__Text section__:
..............................

Containerization Security

Migrating to Pod Security Admission: Enforcing Baseline and Restricted Profiles Without Breaking Workloads

PodSecurityPolicy was deprecated in Kubernetes 1.21 and removed in 1.25. If your hardening still depends on it, the upgrade that drops it is a cliff, not a ramp. The built-in replacement, Pod Security Admission (PSA), is deliberately simpler: no policy objects, no RBAC to bind, no ordering ambiguity. It trades flexibility for predictability, and that trade is the whole reason a migration can be done without an outage. This is the playbook I run: inventory first, label deliberately, fix the handful of Restricted blockers that account for almost every failure, and flip enforce only when audit has been quiet for a release cycle.

1. The model: three modes, three levels

PSA is a built-in admission controller, enabled by default since 1.25. It evaluates Pods against the Pod Security Standards and applies a verdict per namespace, configured purely through labels. There is nothing to install.

..............................

__Record excerpts__:
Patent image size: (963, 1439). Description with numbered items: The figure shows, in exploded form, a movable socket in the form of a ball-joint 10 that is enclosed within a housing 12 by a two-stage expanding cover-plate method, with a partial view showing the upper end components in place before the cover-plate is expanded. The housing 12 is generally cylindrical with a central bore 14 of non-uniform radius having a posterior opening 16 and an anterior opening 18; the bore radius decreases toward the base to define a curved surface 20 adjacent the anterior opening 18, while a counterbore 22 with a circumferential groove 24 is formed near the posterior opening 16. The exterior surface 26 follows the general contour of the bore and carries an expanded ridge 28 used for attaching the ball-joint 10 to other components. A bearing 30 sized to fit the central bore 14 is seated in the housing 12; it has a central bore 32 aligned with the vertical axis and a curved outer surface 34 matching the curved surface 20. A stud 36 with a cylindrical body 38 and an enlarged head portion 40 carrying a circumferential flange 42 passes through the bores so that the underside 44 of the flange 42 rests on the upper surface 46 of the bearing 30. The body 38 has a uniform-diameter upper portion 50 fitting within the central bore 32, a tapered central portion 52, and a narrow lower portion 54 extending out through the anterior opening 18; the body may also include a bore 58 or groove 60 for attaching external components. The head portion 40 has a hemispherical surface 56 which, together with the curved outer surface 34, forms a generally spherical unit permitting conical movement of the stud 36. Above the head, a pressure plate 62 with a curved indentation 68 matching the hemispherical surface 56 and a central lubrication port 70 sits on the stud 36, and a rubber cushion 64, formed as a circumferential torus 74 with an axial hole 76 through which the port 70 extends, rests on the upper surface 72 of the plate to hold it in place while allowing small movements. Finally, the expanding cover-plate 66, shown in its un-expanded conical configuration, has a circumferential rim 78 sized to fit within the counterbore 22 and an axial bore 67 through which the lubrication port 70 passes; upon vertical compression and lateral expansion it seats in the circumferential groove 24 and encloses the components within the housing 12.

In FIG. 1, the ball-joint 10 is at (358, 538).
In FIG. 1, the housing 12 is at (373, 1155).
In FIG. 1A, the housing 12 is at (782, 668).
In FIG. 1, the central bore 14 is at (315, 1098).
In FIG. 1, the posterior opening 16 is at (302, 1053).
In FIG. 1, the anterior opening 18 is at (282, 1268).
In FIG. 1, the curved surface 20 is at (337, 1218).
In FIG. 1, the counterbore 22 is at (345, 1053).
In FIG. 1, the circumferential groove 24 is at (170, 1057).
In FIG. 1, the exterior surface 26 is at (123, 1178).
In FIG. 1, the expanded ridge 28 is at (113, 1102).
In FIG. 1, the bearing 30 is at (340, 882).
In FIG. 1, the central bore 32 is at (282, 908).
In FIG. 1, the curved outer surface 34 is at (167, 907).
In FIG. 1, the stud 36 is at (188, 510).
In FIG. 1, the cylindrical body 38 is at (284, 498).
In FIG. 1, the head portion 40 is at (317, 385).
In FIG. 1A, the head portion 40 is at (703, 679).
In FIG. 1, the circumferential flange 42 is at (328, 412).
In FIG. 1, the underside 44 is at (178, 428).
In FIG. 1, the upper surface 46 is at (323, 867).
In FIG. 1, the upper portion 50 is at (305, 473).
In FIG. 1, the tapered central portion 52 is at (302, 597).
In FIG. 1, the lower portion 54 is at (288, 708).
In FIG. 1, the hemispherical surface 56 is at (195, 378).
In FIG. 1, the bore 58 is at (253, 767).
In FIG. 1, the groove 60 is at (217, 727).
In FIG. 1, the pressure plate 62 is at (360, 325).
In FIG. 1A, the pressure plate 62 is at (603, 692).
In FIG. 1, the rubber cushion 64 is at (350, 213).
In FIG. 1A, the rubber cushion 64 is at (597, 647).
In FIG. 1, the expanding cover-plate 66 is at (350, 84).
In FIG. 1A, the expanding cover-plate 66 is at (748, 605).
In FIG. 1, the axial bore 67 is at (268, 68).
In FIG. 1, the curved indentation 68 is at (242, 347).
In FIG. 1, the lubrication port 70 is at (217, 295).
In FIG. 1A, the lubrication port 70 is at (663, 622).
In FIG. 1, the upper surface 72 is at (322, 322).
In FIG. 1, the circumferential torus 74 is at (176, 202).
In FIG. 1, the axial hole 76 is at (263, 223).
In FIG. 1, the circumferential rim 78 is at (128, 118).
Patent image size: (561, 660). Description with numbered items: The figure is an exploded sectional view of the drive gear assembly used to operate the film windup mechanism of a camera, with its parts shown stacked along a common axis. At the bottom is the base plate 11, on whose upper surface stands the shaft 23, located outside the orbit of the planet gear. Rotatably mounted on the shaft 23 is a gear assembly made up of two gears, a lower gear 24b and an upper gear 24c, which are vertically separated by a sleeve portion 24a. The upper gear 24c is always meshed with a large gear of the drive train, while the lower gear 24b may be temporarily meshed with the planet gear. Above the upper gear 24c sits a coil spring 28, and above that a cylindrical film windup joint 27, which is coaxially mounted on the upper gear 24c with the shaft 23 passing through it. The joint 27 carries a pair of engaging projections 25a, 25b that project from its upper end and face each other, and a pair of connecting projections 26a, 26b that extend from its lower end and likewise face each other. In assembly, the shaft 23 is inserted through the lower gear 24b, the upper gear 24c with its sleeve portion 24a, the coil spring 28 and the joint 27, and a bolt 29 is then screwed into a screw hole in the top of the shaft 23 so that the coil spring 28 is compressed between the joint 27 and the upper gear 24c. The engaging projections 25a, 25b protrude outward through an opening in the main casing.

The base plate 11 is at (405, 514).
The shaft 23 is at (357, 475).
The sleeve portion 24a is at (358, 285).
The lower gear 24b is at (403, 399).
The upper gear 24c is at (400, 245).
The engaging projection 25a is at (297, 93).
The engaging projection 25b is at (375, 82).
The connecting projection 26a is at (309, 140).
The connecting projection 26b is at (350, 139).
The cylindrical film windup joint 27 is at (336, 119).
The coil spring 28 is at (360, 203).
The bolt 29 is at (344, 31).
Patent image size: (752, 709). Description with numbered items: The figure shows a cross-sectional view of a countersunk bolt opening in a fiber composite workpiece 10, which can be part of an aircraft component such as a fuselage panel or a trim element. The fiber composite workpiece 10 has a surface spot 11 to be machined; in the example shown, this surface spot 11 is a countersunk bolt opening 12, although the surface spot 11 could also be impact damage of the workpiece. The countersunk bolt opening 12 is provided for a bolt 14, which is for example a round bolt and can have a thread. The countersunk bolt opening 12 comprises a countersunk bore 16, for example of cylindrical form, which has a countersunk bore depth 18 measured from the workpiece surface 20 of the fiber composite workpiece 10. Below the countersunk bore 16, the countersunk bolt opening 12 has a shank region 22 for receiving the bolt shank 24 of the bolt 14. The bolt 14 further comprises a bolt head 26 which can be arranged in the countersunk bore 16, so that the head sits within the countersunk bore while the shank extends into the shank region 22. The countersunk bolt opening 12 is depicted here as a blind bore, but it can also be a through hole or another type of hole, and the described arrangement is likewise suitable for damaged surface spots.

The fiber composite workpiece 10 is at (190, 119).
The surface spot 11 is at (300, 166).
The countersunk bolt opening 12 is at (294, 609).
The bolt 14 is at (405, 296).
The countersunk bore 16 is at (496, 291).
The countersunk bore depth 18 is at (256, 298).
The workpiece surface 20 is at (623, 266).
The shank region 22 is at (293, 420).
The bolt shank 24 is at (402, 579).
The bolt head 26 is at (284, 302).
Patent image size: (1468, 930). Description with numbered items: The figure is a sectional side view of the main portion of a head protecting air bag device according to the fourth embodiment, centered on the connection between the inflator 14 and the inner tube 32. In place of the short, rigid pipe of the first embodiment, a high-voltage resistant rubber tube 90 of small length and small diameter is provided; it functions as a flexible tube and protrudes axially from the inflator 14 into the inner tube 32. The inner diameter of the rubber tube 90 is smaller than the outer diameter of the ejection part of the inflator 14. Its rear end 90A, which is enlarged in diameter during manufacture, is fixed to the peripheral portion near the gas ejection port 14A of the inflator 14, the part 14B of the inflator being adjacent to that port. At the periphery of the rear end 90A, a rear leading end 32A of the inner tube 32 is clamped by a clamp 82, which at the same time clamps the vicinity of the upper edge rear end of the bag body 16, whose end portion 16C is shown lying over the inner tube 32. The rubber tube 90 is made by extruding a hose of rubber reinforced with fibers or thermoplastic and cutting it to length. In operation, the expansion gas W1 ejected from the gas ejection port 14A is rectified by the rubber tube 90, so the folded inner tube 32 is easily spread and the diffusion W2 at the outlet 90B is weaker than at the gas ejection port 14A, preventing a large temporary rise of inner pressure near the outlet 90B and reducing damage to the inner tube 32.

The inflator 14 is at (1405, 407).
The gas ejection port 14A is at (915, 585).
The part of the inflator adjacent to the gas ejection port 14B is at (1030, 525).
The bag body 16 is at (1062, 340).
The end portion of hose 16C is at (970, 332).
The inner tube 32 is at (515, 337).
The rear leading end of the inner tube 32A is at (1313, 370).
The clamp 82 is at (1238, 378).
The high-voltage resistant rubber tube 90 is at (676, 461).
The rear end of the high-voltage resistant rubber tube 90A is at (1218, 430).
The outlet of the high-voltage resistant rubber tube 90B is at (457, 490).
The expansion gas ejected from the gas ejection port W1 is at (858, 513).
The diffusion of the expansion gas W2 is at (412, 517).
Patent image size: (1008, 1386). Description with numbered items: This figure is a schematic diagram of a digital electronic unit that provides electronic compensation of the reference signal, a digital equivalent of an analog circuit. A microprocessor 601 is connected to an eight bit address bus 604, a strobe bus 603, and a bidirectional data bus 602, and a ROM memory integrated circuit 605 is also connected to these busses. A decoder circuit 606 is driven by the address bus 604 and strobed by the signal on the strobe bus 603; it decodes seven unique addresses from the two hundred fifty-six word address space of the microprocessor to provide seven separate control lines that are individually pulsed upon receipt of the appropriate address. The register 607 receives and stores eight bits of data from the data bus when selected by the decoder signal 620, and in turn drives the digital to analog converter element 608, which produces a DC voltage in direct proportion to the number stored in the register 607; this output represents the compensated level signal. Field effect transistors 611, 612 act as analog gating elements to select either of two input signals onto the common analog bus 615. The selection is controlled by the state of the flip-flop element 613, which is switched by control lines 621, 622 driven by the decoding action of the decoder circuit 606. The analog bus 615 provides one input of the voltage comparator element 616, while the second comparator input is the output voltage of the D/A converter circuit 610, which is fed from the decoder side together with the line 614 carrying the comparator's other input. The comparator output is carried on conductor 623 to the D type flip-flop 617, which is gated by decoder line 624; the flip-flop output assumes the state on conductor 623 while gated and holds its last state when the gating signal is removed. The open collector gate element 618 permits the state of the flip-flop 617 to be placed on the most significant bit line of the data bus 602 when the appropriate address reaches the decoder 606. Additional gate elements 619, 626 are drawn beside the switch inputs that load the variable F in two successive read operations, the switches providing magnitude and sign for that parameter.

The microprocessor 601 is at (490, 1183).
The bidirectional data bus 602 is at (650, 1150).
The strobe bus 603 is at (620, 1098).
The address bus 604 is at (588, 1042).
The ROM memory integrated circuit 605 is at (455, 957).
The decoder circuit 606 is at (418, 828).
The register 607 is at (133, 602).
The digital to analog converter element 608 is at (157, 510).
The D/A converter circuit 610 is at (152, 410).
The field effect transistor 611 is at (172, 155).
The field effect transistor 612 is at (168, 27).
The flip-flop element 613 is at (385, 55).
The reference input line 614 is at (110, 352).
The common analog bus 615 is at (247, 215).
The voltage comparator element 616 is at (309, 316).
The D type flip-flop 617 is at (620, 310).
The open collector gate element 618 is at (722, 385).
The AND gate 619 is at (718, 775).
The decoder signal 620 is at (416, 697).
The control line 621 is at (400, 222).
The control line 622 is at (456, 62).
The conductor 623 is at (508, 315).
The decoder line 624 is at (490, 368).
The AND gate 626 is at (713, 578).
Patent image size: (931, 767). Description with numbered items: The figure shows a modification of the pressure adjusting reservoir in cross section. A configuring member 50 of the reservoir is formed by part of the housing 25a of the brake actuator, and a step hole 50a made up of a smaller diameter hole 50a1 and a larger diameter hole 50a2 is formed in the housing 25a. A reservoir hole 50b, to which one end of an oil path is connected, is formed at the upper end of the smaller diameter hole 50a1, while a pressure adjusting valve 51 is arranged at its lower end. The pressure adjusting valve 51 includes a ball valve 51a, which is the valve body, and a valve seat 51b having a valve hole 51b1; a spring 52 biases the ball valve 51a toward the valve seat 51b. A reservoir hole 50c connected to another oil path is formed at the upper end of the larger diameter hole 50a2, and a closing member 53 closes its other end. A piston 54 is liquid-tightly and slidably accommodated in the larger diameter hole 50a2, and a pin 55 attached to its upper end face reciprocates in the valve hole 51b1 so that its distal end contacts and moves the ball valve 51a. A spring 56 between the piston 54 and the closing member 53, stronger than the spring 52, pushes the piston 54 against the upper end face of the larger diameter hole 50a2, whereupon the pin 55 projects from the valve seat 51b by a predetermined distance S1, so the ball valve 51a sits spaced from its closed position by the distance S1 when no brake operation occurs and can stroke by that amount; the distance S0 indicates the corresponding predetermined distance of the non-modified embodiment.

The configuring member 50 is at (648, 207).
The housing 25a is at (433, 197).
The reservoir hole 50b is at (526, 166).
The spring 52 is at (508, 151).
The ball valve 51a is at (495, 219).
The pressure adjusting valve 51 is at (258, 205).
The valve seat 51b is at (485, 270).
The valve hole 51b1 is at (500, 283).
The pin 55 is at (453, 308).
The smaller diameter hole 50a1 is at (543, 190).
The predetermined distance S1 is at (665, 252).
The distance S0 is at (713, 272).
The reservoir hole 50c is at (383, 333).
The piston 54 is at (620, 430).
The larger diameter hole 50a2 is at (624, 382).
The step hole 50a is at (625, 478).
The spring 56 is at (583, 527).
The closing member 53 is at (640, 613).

..............................

__Task list__:
1 > Do these statements agree with the Pod Security Admission text? (a) PodSecurityPolicy was removed in Kubernetes 1.21. (b) Pod Security Admission is configured per namespace through labels. (c) Pod Security Admission must be installed separately. Answer yes or no for each, and quote the words from the text that decide it.
2 > Copy the part of the Pod Security Admission text that opens with the words containing "Containerization Security" and closes with "a release cycle.".
3 > According to the Pod Security Admission text, since which Kubernetes version has Pod Security Admission been enabled by default?
The data is separate from the Pod Security Admission text.

__Activity answers__:
1 >
(a) No: "PodSecurityPolicy was deprecated in Kubernetes 1.21 and removed in 1.25."
(b) Yes: "applies a verdict per namespace, configured purely through labels."
(c) No: "There is nothing to install."

2 >
Containerization Security

Migrating to Pod Security Admission: Enforcing Baseline and Restricted Profiles Without Breaking Workloads

PodSecurityPolicy was deprecated in Kubernetes 1.21 and removed in 1.25. If your hardening still depends on it, the upgrade that drops it is a cliff, not a ramp. The built-in replacement, Pod Security Admission (PSA), is deliberately simpler: no policy objects, no RBAC to bind, no ordering ambiguity. It trades flexibility for predictability, and that trade is the whole reason a migration can be done without an outage. This is the playbook I run: inventory first, label deliberately, fix the handful of Restricted blockers that account for almost every failure, and flip enforce only when audit has been quiet for a release cycle.

3 > Since Kubernetes 1.25.